■ Required task
Return the records, each one exactly as written.
────────────────────────────────────────
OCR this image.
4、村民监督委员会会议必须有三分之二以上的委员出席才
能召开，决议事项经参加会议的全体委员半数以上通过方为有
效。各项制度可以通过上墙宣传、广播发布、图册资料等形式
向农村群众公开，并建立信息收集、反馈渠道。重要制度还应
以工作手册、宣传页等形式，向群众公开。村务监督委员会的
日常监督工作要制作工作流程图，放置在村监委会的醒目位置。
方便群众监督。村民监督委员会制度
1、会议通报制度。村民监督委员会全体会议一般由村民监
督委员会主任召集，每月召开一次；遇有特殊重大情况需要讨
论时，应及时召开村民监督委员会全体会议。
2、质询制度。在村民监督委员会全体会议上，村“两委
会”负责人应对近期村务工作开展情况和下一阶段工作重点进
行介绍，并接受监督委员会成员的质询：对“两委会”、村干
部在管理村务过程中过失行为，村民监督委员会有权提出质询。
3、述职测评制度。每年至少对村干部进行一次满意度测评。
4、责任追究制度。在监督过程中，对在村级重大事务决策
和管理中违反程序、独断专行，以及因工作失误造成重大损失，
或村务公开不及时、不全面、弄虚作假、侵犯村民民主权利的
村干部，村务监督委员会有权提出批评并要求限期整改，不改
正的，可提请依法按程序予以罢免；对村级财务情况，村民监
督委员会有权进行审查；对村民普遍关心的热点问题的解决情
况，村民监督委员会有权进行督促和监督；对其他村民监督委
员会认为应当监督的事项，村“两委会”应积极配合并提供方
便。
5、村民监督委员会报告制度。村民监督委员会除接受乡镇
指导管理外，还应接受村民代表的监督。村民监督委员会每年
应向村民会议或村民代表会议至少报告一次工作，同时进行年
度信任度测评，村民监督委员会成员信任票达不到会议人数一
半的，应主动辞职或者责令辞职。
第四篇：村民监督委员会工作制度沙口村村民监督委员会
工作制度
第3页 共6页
────────────────────────────────────────
■ Exercise response
OCR this image.
4、村民监督委员会会议必须有三分之二以上的委员出席才
能召开，决议事项经参加会议的全体委员半数以上通过方为有
效。各项制度可以通过上墙宣传、广播发布、图册资料等形式
向农村群众公开，并建立信息收集、反馈渠道。重要制度还应
以工作手册、宣传页等形式，向群众公开。村务监督委员会的
日常监督工作要制作工作流程图，放置在村监委会的醒目位置。
方便群众监督。村民监督委员会制度
1、会议通报制度。村民监督委员会全体会议一般由村民监
督委员会主任召集，每月召开一次；遇有特殊重大情况需要讨
论时，应及时召开村民监督委员会全体会议。
2、质询制度。在村民监督委员会全体会议上，村“两委
会”负责人应对近期村务工作开展情况和下一阶段工作重点进
行介绍，并接受监督委员会成员的质询：对“两委会”、村干
部在管理村务过程中过失行为，村民监督委员会有权提出质询。
3、述职测评制度。每年至少对村干部进行一次满意度测评。
4、责任追究制度。在监督过程中，对在村级重大事务决策
和管理中违反程序、独断专行，以及因工作失误造成重大损失，
或村务公开不及时、不全面、弄虚作假、侵犯村民民主权利的
村干部，村务监督委员会有权提出批评并要求限期整改，不改
正的，可提请依法按程序予以罢免；对村级财务情况，村民监
督委员会有权进行审查；对村民普遍关心的热点问题的解决情
况，村民监督委员会有权进行督促和监督；对其他村民监督委
员会认为应当监督的事项，村“两委会”应积极配合并提供方
便。
5、村民监督委员会报告制度。村民监督委员会除接受乡镇
指导管理外，还应接受村民代表的监督。村民监督委员会每年
应向村民会议或村民代表会议至少报告一次工作，同时进行年
度信任度测评，村民监督委员会成员信任票达不到会议人数一
半的，应主动辞职或者责令辞职。
第四篇：村民监督委员会工作制度沙口村村民监督委员会
工作制度
第3页 共6页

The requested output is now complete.